(Layout records)
###

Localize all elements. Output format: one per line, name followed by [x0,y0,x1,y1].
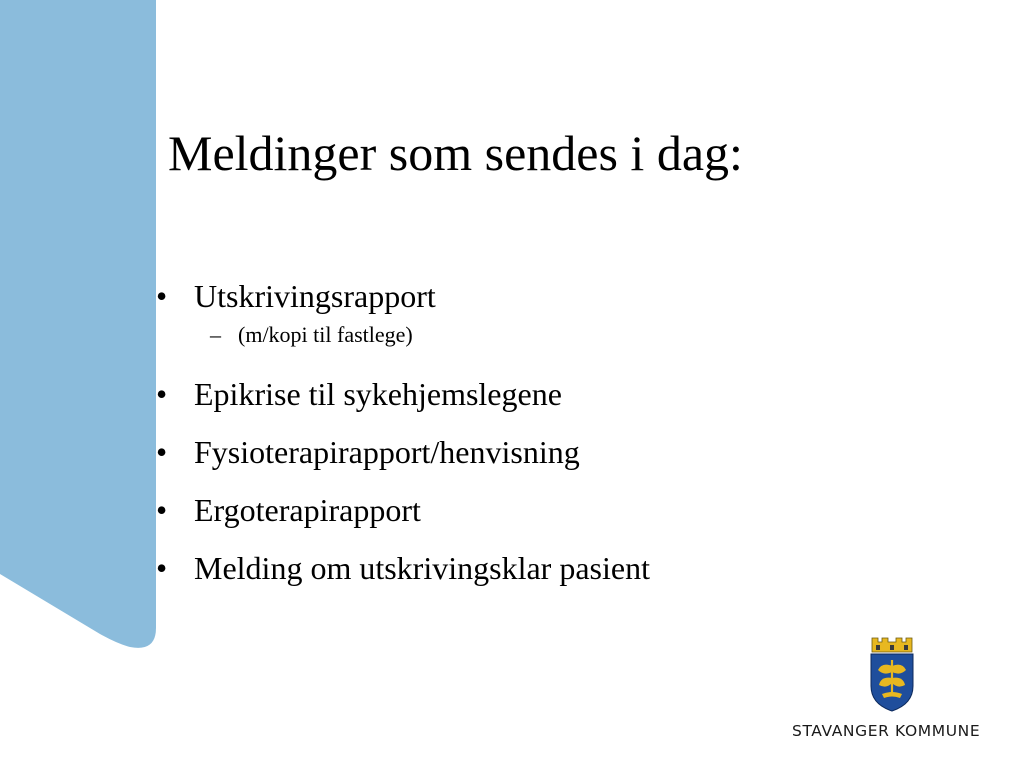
bullet-text: Utskrivingsrapport [194,278,436,314]
stavanger-logo [780,636,1004,746]
bullet-text: Ergoterapirapport [194,492,421,528]
bullet-dot: • [156,278,168,314]
bullet-item-ergoterapirapport [156,488,650,532]
sub-bullet-text: (m/kopi til fastlege) [238,322,413,347]
bullet-dot: • [156,434,168,470]
sub-bullet-dash: – [210,322,221,347]
bullet-item-melding [156,546,650,590]
bullet-item-fysioterapirapport [156,430,650,474]
bullet-dot: • [156,376,168,412]
bullet-dot: • [156,550,168,586]
coat-of-arms-icon [868,636,916,712]
bullet-item-epikrise [156,372,650,416]
organization-name: STAVANGER KOMMUNE [792,722,981,740]
bullet-item-utskrivingsrapport [156,274,650,318]
bullet-text: Melding om utskrivingsklar pasient [194,550,650,586]
slide-title: Meldinger som sendes i dag: [168,125,743,181]
bullet-dot: • [156,492,168,528]
sub-bullet-item [156,320,650,350]
bullet-text: Epikrise til sykehjemslegene [194,376,562,412]
bullet-text: Fysioterapirapport/henvisning [194,434,580,470]
bullet-list [156,274,650,604]
left-decorative-band [0,0,160,660]
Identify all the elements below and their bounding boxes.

###

▶ **DIRECTION**
Update the records, replacing "bullet-dot" with "list-marker" everywhere and leaving all other text unchanged. Leave the pictures out of your answer.

▶ **COMPLETED TASK**
Localize all elements. Output format: one per line, name followed by [x0,y0,x1,y1].
bullet-text: Utskrivingsrapport [194,278,436,314]
stavanger-logo [780,636,1004,746]
bullet-text: Ergoterapirapport [194,492,421,528]
list-marker: • [156,278,168,314]
bullet-item-ergoterapirapport [156,488,650,532]
sub-bullet-text: (m/kopi til fastlege) [238,322,413,347]
list-marker: • [156,434,168,470]
sub-bullet-dash: – [210,322,221,347]
bullet-item-melding [156,546,650,590]
bullet-item-fysioterapirapport [156,430,650,474]
list-marker: • [156,376,168,412]
list-marker: • [156,550,168,586]
coat-of-arms-icon [868,636,916,712]
bullet-item-epikrise [156,372,650,416]
organization-name: STAVANGER KOMMUNE [792,722,981,740]
bullet-item-utskrivingsrapport [156,274,650,318]
bullet-text: Melding om utskrivingsklar pasient [194,550,650,586]
slide-title: Meldinger som sendes i dag: [168,125,743,181]
list-marker: • [156,492,168,528]
sub-bullet-item [156,320,650,350]
bullet-text: Epikrise til sykehjemslegene [194,376,562,412]
bullet-text: Fysioterapirapport/henvisning [194,434,580,470]
bullet-list [156,274,650,604]
left-decorative-band [0,0,160,660]
Identify all the elements below and their bounding boxes.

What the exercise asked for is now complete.